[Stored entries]
________

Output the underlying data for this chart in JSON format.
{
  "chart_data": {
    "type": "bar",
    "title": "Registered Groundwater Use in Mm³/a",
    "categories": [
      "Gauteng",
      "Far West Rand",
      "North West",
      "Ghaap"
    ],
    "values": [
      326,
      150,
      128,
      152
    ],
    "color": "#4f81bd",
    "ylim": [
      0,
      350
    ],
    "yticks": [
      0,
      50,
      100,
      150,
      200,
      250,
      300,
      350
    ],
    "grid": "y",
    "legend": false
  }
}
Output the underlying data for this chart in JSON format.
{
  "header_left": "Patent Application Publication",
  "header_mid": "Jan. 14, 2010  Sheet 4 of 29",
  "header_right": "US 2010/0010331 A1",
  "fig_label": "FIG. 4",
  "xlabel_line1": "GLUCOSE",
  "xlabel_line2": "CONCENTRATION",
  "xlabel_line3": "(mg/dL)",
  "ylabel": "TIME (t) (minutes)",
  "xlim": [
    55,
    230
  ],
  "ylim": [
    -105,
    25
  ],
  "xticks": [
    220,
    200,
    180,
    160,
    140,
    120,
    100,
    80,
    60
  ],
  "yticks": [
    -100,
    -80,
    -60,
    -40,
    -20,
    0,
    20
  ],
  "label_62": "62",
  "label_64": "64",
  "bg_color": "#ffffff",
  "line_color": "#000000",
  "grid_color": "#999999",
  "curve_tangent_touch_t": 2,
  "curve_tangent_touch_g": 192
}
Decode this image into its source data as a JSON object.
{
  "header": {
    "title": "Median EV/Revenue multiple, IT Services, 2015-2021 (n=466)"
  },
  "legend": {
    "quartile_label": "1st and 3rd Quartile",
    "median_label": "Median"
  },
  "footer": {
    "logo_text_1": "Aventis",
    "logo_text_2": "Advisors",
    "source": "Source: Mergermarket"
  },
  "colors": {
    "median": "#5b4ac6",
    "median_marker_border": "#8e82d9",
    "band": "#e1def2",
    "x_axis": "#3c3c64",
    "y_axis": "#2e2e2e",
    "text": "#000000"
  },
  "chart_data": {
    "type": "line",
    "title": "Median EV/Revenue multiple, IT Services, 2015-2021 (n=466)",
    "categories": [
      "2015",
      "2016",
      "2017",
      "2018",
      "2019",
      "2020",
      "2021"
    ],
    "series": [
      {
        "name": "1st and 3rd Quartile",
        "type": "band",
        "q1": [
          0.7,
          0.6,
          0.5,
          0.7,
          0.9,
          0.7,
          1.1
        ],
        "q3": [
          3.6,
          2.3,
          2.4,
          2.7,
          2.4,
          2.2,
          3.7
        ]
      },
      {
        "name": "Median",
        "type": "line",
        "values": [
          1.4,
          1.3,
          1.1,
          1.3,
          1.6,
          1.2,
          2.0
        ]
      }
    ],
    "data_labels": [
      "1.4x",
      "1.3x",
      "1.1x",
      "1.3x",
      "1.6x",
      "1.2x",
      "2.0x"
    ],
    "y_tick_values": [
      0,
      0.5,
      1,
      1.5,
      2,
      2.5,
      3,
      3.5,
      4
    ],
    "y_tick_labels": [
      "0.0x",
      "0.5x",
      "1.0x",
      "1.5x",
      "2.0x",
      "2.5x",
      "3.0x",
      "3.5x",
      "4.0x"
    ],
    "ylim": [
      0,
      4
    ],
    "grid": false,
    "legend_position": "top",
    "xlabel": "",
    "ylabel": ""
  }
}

________

OBJECTIVE: Which lines hold the word "Services"? Return all of them from the records above.

COMPLETE OUTPUT:
    "title": "Median EV/Revenue multiple, IT Services, 2015-2021 (n=466)"
    "title": "Median EV/Revenue multiple, IT Services, 2015-2021 (n=466)",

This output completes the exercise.